====== Recorded information
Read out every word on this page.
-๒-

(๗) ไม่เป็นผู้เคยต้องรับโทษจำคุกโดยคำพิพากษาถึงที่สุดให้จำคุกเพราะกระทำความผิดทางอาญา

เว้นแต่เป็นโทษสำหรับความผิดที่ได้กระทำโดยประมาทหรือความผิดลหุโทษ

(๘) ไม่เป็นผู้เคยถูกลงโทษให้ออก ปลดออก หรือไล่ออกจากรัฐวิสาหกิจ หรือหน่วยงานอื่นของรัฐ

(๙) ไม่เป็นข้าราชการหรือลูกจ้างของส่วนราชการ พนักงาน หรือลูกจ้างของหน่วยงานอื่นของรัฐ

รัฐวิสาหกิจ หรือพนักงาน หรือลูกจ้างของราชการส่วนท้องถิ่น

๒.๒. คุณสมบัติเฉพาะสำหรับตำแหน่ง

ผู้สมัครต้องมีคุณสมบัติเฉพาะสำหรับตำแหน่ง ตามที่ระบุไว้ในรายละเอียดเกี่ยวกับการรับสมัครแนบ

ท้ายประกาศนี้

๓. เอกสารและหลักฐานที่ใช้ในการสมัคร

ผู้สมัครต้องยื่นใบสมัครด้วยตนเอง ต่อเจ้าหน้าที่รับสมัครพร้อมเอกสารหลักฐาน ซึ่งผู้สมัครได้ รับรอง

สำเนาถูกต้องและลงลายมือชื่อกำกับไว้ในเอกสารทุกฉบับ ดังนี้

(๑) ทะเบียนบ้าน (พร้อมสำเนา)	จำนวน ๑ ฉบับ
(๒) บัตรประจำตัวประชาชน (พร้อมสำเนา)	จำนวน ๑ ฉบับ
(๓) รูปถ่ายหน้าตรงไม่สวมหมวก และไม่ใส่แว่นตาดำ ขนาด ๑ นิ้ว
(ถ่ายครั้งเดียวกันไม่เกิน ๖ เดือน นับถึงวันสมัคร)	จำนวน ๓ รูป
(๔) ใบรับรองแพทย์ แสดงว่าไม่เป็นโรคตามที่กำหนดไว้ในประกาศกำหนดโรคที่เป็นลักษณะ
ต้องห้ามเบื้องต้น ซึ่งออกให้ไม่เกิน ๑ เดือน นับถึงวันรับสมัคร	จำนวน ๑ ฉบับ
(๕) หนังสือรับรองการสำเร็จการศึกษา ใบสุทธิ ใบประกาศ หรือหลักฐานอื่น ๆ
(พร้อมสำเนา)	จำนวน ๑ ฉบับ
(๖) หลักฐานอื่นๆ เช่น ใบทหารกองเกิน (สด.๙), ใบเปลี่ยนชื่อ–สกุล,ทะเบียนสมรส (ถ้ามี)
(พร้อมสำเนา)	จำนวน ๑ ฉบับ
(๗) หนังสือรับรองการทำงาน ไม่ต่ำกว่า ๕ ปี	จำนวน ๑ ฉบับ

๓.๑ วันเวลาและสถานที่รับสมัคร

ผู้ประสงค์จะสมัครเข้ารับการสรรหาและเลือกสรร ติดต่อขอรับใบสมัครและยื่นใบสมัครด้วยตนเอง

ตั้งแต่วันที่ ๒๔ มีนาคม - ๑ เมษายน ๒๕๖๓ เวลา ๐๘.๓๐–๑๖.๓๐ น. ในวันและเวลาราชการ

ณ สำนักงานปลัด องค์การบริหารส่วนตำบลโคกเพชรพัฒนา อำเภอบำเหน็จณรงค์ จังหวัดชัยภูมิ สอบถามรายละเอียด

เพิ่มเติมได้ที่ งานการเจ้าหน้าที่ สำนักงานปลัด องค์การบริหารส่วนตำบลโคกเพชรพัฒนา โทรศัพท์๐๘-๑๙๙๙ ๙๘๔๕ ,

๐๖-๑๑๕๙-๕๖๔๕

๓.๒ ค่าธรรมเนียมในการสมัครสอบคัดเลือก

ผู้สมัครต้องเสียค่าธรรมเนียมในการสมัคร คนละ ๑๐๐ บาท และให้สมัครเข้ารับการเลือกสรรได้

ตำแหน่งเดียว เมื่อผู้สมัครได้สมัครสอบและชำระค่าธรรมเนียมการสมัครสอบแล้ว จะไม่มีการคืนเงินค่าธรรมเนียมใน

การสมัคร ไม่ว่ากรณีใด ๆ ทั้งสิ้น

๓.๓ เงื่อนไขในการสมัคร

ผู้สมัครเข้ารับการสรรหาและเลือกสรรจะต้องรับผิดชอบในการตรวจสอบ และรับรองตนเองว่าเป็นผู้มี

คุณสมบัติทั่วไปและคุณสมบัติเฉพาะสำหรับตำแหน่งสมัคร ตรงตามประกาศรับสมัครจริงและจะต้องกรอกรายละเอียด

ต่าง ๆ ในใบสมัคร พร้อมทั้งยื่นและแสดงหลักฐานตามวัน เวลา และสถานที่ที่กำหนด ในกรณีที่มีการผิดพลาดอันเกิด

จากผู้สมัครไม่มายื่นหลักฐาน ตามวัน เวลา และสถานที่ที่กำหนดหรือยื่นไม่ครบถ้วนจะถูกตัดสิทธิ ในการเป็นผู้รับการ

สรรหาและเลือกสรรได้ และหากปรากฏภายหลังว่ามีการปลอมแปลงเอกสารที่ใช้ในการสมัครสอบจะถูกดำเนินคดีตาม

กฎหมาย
============
Copy all lines in the listing above where the string "จำนวน" appears.

(๑) ทะเบียนบ้าน (พร้อมสำเนา)	จำนวน ๑ ฉบับ
(๒) บัตรประจำตัวประชาชน (พร้อมสำเนา)	จำนวน ๑ ฉบับ
(ถ่ายครั้งเดียวกันไม่เกิน ๖ เดือน นับถึงวันสมัคร)	จำนวน ๓ รูป
ต้องห้ามเบื้องต้น ซึ่งออกให้ไม่เกิน ๑ เดือน นับถึงวันรับสมัคร	จำนวน ๑ ฉบับ
(พร้อมสำเนา)	จำนวน ๑ ฉบับ
(พร้อมสำเนา)	จำนวน ๑ ฉบับ
(๗) หนังสือรับรองการทำงาน ไม่ต่ำกว่า ๕ ปี	จำนวน ๑ ฉบับ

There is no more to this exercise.